▸ Aim
Please repeat all of the lines that follow, exactly as written.
## START
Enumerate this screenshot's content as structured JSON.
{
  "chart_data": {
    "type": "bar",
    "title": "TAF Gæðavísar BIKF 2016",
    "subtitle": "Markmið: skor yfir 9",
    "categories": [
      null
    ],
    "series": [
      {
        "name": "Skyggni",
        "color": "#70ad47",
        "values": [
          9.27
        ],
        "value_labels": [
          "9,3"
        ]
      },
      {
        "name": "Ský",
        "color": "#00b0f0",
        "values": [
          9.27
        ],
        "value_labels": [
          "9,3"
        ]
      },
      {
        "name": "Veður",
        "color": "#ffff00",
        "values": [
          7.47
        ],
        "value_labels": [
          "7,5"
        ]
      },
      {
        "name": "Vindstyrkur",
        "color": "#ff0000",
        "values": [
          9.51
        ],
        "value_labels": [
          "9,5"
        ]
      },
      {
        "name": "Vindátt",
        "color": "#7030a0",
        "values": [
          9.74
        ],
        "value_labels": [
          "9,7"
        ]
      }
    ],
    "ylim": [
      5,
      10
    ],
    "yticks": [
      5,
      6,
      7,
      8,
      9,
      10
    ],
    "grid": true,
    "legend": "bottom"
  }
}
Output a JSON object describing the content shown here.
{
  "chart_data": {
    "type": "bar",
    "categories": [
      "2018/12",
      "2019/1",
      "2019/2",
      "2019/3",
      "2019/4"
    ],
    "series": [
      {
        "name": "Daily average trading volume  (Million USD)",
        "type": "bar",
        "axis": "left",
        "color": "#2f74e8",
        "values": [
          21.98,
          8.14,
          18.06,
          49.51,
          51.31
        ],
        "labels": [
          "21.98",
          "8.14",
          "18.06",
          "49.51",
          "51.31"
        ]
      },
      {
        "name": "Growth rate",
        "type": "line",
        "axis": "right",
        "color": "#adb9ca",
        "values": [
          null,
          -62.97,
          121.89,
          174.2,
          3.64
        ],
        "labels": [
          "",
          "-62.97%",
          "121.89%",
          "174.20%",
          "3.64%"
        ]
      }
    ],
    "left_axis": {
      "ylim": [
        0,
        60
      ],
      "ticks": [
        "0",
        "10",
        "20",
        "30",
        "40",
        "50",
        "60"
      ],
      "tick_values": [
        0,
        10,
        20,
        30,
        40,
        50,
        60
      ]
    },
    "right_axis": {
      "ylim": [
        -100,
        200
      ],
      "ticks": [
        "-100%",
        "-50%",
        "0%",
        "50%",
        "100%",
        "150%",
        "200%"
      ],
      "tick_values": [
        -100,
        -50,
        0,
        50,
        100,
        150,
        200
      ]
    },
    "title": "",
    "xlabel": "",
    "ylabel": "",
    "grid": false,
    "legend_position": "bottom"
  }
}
## END
▸ Final answer
Enumerate this screenshot's content as structured JSON.
{
  "chart_data": {
    "type": "bar",
    "title": "TAF Gæðavísar BIKF 2016",
    "subtitle": "Markmið: skor yfir 9",
    "categories": [
      null
    ],
    "series": [
      {
        "name": "Skyggni",
        "color": "#70ad47",
        "values": [
          9.27
        ],
        "value_labels": [
          "9,3"
        ]
      },
      {
        "name": "Ský",
        "color": "#00b0f0",
        "values": [
          9.27
        ],
        "value_labels": [
          "9,3"
        ]
      },
      {
        "name": "Veður",
        "color": "#ffff00",
        "values": [
          7.47
        ],
        "value_labels": [
          "7,5"
        ]
      },
      {
        "name": "Vindstyrkur",
        "color": "#ff0000",
        "values": [
          9.51
        ],
        "value_labels": [
          "9,5"
        ]
      },
      {
        "name": "Vindátt",
        "color": "#7030a0",
        "values": [
          9.74
        ],
        "value_labels": [
          "9,7"
        ]
      }
    ],
    "ylim": [
      5,
      10
    ],
    "yticks": [
      5,
      6,
      7,
      8,
      9,
      10
    ],
    "grid": true,
    "legend": "bottom"
  }
}
Output a JSON object describing the content shown here.
{
  "chart_data": {
    "type": "bar",
    "categories": [
      "2018/12",
      "2019/1",
      "2019/2",
      "2019/3",
      "2019/4"
    ],
    "series": [
      {
        "name": "Daily average trading volume  (Million USD)",
        "type": "bar",
        "axis": "left",
        "color": "#2f74e8",
        "values": [
          21.98,
          8.14,
          18.06,
          49.51,
          51.31
        ],
        "labels": [
          "21.98",
          "8.14",
          "18.06",
          "49.51",
          "51.31"
        ]
      },
      {
        "name": "Growth rate",
        "type": "line",
        "axis": "right",
        "color": "#adb9ca",
        "values": [
          null,
          -62.97,
          121.89,
          174.2,
          3.64
        ],
        "labels": [
          "",
          "-62.97%",
          "121.89%",
          "174.20%",
          "3.64%"
        ]
      }
    ],
    "left_axis": {
      "ylim": [
        0,
        60
      ],
      "ticks": [
        "0",
        "10",
        "20",
        "30",
        "40",
        "50",
        "60"
      ],
      "tick_values": [
        0,
        10,
        20,
        30,
        40,
        50,
        60
      ]
    },
    "right_axis": {
      "ylim": [
        -100,
        200
      ],
      "ticks": [
        "-100%",
        "-50%",
        "0%",
        "50%",
        "100%",
        "150%",
        "200%"
      ],
      "tick_values": [
        -100,
        -50,
        0,
        50,
        100,
        150,
        200
      ]
    },
    "title": "",
    "xlabel": "",
    "ylabel": "",
    "grid": false,
    "legend_position": "bottom"
  }
}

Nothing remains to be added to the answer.